#### Instruction:
Quote, verbatim, all material below, without pictures.

Stored records:

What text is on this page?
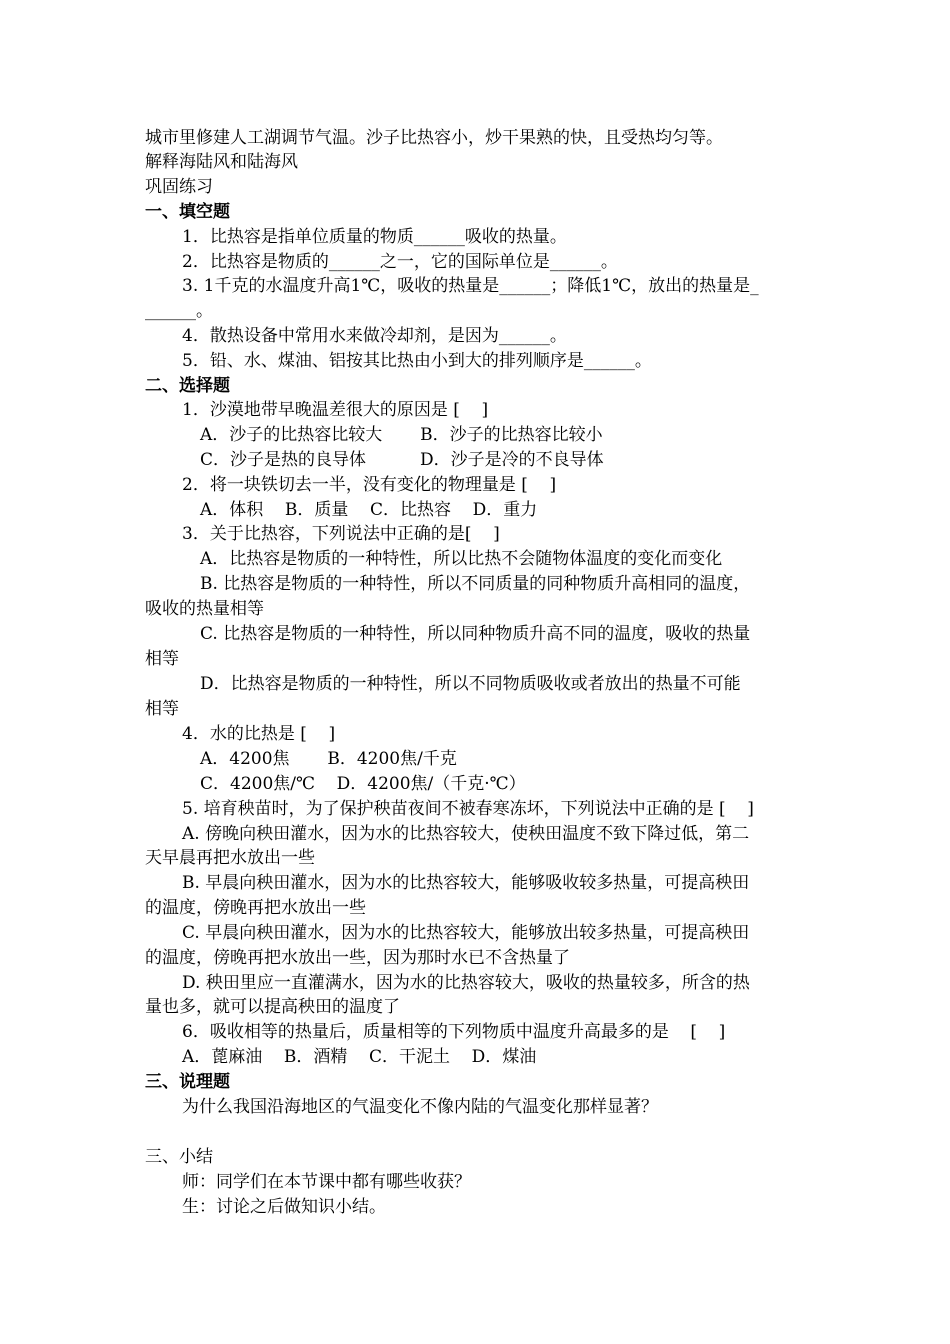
城市里修建人工湖调节气温。沙子比热容小，炒干果熟的快，且受热均匀等。
解释海陆风和陆海风
巩固练习
一、填空题
1．比热容是指单位质量的物质______吸收的热量。
2．比热容是物质的______之一，它的国际单位是______。
3. 1千克的水温度升高1℃，吸收的热量是______；降低1℃，放出的热量是_
______。
4．散热设备中常用水来做冷却剂，是因为______。
5．铅、水、煤油、铝按其比热由小到大的排列顺序是______。
二、选择题
1．沙漠地带早晚温差很大的原因是 [    ]
A．沙子的比热容比较大       B．沙子的比热容比较小
C．沙子是热的良导体          D．沙子是冷的不良导体
2．将一块铁切去一半，没有变化的物理量是 [    ]
A．体积    B．质量    C．比热容    D．重力
3．关于比热容，下列说法中正确的是[    ]
A．比热容是物质的一种特性，所以比热不会随物体温度的变化而变化
B. 比热容是物质的一种特性，所以不同质量的同种物质升高相同的温度，
吸收的热量相等
C. 比热容是物质的一种特性，所以同种物质升高不同的温度，吸收的热量
相等
D．比热容是物质的一种特性，所以不同物质吸收或者放出的热量不可能
相等
4．水的比热是 [    ]
A．4200焦       B．4200焦/千克
C．4200焦/℃    D．4200焦/（千克·℃）
5. 培育秧苗时，为了保护秧苗夜间不被春寒冻坏，下列说法中正确的是 [    ]
A. 傍晚向秧田灌水，因为水的比热容较大，使秧田温度不致下降过低，第二
天早晨再把水放出一些
B. 早晨向秧田灌水，因为水的比热容较大，能够吸收较多热量，可提高秧田
的温度，傍晚再把水放出一些
C. 早晨向秧田灌水，因为水的比热容较大，能够放出较多热量，可提高秧田
的温度，傍晚再把水放出一些，因为那时水已不含热量了
D. 秧田里应一直灌满水，因为水的比热容较大，吸收的热量较多，所含的热
量也多，就可以提高秧田的温度了
6．吸收相等的热量后，质量相等的下列物质中温度升高最多的是    [    ]
A．蓖麻油    B．酒精    C．干泥土    D．煤油
三、说理题
为什么我国沿海地区的气温变化不像内陆的气温变化那样显著？
三、小结
师：同学们在本节课中都有哪些收获？
生：讨论之后做知识小结。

#### Correct answer:
What text is on this page?
城市里修建人工湖调节气温。沙子比热容小，炒干果熟的快，且受热均匀等。
解释海陆风和陆海风
巩固练习
一、填空题
1．比热容是指单位质量的物质______吸收的热量。
2．比热容是物质的______之一，它的国际单位是______。
3. 1千克的水温度升高1℃，吸收的热量是______；降低1℃，放出的热量是_
______。
4．散热设备中常用水来做冷却剂，是因为______。
5．铅、水、煤油、铝按其比热由小到大的排列顺序是______。
二、选择题
1．沙漠地带早晚温差很大的原因是 [    ]
A．沙子的比热容比较大       B．沙子的比热容比较小
C．沙子是热的良导体          D．沙子是冷的不良导体
2．将一块铁切去一半，没有变化的物理量是 [    ]
A．体积    B．质量    C．比热容    D．重力
3．关于比热容，下列说法中正确的是[    ]
A．比热容是物质的一种特性，所以比热不会随物体温度的变化而变化
B. 比热容是物质的一种特性，所以不同质量的同种物质升高相同的温度，
吸收的热量相等
C. 比热容是物质的一种特性，所以同种物质升高不同的温度，吸收的热量
相等
D．比热容是物质的一种特性，所以不同物质吸收或者放出的热量不可能
相等
4．水的比热是 [    ]
A．4200焦       B．4200焦/千克
C．4200焦/℃    D．4200焦/（千克·℃）
5. 培育秧苗时，为了保护秧苗夜间不被春寒冻坏，下列说法中正确的是 [    ]
A. 傍晚向秧田灌水，因为水的比热容较大，使秧田温度不致下降过低，第二
天早晨再把水放出一些
B. 早晨向秧田灌水，因为水的比热容较大，能够吸收较多热量，可提高秧田
的温度，傍晚再把水放出一些
C. 早晨向秧田灌水，因为水的比热容较大，能够放出较多热量，可提高秧田
的温度，傍晚再把水放出一些，因为那时水已不含热量了
D. 秧田里应一直灌满水，因为水的比热容较大，吸收的热量较多，所含的热
量也多，就可以提高秧田的温度了
6．吸收相等的热量后，质量相等的下列物质中温度升高最多的是    [    ]
A．蓖麻油    B．酒精    C．干泥土    D．煤油
三、说理题
为什么我国沿海地区的气温变化不像内陆的气温变化那样显著？
三、小结
师：同学们在本节课中都有哪些收获？
生：讨论之后做知识小结。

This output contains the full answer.